# SUPPLIED RECORDS:
========

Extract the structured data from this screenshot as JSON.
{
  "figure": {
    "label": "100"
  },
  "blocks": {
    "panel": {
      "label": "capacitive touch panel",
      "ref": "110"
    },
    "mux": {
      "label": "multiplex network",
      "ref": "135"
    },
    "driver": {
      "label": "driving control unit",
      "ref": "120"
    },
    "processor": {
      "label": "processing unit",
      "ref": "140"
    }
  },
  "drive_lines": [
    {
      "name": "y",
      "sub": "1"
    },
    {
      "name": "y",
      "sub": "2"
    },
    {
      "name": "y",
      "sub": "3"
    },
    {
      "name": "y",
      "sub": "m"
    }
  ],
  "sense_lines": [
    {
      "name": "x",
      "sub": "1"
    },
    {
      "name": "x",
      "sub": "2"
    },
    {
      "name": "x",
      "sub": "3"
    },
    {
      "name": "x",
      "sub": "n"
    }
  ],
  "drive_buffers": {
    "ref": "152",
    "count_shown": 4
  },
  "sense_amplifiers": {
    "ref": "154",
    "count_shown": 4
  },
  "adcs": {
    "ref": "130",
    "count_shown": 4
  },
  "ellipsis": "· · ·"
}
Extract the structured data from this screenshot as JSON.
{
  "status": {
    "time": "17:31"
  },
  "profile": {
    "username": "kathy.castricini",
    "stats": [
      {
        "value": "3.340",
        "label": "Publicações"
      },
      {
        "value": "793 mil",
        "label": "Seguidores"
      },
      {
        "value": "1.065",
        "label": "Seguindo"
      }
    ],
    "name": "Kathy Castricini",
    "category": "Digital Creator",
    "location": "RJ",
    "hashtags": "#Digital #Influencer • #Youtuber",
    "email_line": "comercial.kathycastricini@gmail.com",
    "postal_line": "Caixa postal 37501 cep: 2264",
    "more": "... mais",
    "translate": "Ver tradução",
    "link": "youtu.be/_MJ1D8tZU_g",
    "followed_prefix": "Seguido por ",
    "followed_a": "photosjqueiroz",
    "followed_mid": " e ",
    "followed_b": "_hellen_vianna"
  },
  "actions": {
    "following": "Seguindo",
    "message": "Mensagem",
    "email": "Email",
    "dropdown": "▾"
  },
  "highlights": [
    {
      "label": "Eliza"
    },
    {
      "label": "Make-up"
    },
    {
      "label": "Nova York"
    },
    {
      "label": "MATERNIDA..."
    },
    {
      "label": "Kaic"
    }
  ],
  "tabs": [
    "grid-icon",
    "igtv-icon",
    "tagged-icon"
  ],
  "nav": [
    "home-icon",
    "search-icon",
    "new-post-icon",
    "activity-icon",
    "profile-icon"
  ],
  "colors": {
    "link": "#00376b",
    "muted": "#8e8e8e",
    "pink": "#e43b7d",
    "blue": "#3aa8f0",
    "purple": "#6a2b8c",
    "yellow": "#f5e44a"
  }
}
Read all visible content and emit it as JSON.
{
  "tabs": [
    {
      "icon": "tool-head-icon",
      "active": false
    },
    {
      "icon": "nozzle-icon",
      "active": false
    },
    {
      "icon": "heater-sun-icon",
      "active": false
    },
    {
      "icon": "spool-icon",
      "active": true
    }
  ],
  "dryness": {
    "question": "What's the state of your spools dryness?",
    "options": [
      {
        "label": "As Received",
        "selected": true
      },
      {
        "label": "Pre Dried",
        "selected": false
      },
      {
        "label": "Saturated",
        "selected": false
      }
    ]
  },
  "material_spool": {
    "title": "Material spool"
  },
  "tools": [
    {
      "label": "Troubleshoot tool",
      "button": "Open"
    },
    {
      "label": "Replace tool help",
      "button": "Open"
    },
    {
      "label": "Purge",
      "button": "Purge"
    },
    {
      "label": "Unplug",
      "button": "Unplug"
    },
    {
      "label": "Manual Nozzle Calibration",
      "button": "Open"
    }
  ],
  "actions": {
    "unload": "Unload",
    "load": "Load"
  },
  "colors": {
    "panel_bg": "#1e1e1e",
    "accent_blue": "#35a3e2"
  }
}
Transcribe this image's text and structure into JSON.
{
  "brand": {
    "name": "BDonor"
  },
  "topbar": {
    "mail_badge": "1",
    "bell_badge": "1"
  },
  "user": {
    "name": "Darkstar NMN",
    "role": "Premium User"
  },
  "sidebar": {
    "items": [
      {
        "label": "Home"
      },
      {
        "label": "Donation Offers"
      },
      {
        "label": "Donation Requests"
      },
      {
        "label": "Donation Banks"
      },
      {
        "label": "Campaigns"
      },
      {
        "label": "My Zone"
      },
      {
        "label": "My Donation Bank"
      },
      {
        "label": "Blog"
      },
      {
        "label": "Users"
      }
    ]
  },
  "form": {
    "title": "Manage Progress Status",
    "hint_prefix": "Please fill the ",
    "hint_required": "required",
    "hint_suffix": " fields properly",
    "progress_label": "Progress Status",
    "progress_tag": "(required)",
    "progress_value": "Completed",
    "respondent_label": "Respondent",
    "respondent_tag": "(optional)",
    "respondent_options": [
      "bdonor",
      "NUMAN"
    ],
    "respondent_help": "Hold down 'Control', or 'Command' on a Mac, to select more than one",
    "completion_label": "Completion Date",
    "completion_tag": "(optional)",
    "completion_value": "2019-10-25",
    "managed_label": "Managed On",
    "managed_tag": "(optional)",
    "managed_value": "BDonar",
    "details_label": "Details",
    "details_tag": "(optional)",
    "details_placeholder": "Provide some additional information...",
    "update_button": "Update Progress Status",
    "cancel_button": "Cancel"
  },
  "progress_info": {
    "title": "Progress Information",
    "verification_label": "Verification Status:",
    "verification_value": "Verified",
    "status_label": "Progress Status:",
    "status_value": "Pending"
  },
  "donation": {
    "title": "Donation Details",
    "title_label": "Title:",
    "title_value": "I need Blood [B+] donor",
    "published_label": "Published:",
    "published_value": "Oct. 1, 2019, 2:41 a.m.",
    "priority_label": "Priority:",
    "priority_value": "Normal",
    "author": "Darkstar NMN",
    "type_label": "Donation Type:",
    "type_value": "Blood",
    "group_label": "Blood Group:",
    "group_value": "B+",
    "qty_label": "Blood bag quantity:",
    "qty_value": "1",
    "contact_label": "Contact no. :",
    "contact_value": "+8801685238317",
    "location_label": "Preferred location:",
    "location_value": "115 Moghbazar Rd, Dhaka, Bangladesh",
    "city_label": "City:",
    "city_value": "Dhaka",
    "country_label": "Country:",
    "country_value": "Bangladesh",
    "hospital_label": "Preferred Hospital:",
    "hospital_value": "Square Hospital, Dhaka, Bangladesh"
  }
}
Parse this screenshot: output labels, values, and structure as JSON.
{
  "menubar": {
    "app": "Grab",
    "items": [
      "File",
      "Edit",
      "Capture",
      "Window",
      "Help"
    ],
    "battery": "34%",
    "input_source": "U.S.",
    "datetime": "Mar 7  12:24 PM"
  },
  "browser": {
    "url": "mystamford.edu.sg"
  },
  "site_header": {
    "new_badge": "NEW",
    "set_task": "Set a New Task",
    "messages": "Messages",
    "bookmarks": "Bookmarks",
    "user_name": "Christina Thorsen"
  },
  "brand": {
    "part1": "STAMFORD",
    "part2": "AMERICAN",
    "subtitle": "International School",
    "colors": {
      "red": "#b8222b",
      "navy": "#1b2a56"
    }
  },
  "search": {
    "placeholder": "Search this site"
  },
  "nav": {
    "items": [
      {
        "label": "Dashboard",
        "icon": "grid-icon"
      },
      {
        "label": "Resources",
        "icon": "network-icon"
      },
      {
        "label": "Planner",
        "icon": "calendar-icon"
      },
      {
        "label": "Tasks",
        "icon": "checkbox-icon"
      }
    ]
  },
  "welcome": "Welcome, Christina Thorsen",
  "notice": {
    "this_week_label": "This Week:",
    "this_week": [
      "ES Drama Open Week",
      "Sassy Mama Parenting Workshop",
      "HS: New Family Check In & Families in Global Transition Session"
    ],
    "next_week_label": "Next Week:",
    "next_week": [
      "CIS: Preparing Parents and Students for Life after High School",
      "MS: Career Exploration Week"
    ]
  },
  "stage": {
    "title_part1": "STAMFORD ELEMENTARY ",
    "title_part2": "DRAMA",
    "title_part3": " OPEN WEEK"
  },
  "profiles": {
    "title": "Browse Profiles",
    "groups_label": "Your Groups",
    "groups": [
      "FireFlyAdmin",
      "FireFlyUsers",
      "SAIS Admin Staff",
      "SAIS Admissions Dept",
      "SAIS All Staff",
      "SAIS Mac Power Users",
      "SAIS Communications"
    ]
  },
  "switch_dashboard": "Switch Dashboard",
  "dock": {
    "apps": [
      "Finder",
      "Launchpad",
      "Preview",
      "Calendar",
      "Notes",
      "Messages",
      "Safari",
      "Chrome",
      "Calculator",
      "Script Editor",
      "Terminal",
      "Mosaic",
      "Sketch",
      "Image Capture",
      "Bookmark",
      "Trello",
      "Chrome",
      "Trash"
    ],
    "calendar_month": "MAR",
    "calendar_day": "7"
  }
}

========

# WHAT YOU WILL DO:
Select and copy every line of the listing with the word "unit".

# RESULT:
      "label": "driving control unit",
      "label": "processing unit",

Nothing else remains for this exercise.